Short problem:
Begin at the line below that contains "Give me a plain-text". Repeat it and all remaining lines of the records exactly.
** start Input material **
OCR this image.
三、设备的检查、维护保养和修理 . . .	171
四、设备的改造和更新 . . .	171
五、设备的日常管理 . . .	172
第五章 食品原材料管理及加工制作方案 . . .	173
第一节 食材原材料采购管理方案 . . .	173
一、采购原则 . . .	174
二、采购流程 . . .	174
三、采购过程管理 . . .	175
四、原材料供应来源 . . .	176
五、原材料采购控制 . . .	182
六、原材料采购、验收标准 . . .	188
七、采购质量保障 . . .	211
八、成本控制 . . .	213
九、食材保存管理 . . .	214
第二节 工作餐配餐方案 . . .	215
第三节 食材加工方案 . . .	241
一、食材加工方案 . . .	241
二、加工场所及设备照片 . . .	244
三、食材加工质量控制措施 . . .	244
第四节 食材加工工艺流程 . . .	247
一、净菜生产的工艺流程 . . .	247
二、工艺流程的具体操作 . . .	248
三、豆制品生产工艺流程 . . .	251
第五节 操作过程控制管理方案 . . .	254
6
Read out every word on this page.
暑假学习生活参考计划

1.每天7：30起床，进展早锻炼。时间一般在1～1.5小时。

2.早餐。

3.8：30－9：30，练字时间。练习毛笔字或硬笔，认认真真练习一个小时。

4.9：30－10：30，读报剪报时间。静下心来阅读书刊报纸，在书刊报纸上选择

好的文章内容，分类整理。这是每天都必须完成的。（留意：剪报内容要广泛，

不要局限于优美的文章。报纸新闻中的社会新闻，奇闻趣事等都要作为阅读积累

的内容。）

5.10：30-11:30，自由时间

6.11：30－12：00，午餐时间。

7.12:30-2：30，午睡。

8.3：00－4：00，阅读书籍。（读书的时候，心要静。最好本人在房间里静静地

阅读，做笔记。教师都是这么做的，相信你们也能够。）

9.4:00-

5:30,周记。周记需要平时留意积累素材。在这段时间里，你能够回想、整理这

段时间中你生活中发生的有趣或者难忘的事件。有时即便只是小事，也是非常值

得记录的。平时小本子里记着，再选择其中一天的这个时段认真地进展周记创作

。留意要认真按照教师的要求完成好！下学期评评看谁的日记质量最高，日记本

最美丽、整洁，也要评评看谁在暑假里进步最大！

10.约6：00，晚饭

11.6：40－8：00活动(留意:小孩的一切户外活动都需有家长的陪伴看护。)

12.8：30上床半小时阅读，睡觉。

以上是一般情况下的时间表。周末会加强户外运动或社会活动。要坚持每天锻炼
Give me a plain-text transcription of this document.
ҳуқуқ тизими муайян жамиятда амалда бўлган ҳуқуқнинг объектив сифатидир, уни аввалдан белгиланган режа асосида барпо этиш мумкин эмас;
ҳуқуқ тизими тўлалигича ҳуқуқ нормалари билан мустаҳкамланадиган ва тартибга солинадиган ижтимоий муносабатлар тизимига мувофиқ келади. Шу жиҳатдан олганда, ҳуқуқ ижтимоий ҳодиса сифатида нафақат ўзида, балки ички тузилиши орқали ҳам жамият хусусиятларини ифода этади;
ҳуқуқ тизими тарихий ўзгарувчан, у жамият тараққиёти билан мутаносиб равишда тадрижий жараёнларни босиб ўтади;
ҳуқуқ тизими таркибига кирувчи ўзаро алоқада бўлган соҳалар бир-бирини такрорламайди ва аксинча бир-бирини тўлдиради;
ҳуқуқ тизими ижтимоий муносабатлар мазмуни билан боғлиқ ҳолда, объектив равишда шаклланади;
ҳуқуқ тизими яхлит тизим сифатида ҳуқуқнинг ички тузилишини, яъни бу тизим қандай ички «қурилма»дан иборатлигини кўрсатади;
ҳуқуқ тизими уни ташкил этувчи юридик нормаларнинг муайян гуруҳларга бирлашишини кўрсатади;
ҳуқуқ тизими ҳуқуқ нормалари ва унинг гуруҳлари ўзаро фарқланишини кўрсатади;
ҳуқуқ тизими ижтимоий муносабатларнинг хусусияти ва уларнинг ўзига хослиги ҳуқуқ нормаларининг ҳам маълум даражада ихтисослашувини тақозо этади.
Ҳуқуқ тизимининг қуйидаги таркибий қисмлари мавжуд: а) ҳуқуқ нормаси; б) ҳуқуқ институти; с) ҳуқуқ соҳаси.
** end Input material **
Task answer:
Give me a plain-text transcription of this document.
ҳуқуқ тизими муайян жамиятда амалда бўлган ҳуқуқнинг объектив сифатидир, уни аввалдан белгиланган режа асосида барпо этиш мумкин эмас;
ҳуқуқ тизими тўлалигича ҳуқуқ нормалари билан мустаҳкамланадиган ва тартибга солинадиган ижтимоий муносабатлар тизимига мувофиқ келади. Шу жиҳатдан олганда, ҳуқуқ ижтимоий ҳодиса сифатида нафақат ўзида, балки ички тузилиши орқали ҳам жамият хусусиятларини ифода этади;
ҳуқуқ тизими тарихий ўзгарувчан, у жамият тараққиёти билан мутаносиб равишда тадрижий жараёнларни босиб ўтади;
ҳуқуқ тизими таркибига кирувчи ўзаро алоқада бўлган соҳалар бир-бирини такрорламайди ва аксинча бир-бирини тўлдиради;
ҳуқуқ тизими ижтимоий муносабатлар мазмуни билан боғлиқ ҳолда, объектив равишда шаклланади;
ҳуқуқ тизими яхлит тизим сифатида ҳуқуқнинг ички тузилишини, яъни бу тизим қандай ички «қурилма»дан иборатлигини кўрсатади;
ҳуқуқ тизими уни ташкил этувчи юридик нормаларнинг муайян гуруҳларга бирлашишини кўрсатади;
ҳуқуқ тизими ҳуқуқ нормалари ва унинг гуруҳлари ўзаро фарқланишини кўрсатади;
ҳуқуқ тизими ижтимоий муносабатларнинг хусусияти ва уларнинг ўзига хослиги ҳуқуқ нормаларининг ҳам маълум даражада ихтисослашувини тақозо этади.
Ҳуқуқ тизимининг қуйидаги таркибий қисмлари мавжуд: а) ҳуқуқ нормаси; б) ҳуқуқ институти; с) ҳуқуқ соҳаси.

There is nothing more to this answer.